::: DATA SUPPLIED

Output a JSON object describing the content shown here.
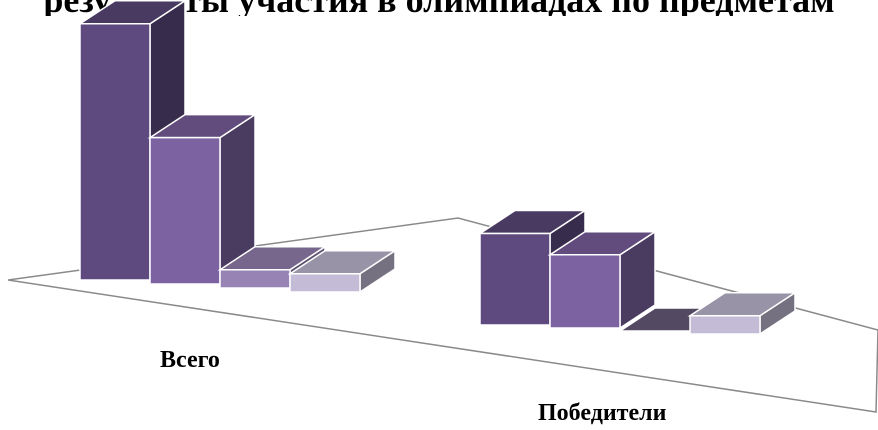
{
  "chart_data": {
    "type": "bar",
    "title": "",
    "categories": [
      "Всего",
      "Победители"
    ],
    "series": [
      {
        "values": [
          14,
          5
        ]
      },
      {
        "values": [
          8,
          4
        ]
      },
      {
        "values": [
          1,
          0
        ]
      },
      {
        "values": [
          1,
          1
        ]
      }
    ],
    "colors": {
      "series": [
        "#5e4a7e",
        "#7c62a0",
        "#9884b4",
        "#c4bcd6"
      ],
      "floor_stroke": "#8a8a8a"
    },
    "grid": false,
    "legend": "none",
    "style": "3d-column"
  },
  "page": {
    "title_fragment": "результаты  участия  в  олимпиадах  по  предметам"
  }
}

::::::

All entries are to be retyped exactly. Omit any embedded images.

ANSWER TO THE PROBLEM:
Output a JSON object describing the content shown here.
{
  "chart_data": {
    "type": "bar",
    "title": "",
    "categories": [
      "Всего",
      "Победители"
    ],
    "series": [
      {
        "values": [
          14,
          5
        ]
      },
      {
        "values": [
          8,
          4
        ]
      },
      {
        "values": [
          1,
          0
        ]
      },
      {
        "values": [
          1,
          1
        ]
      }
    ],
    "colors": {
      "series": [
        "#5e4a7e",
        "#7c62a0",
        "#9884b4",
        "#c4bcd6"
      ],
      "floor_stroke": "#8a8a8a"
    },
    "grid": false,
    "legend": "none",
    "style": "3d-column"
  },
  "page": {
    "title_fragment": "результаты  участия  в  олимпиадах  по  предметам"
  }
}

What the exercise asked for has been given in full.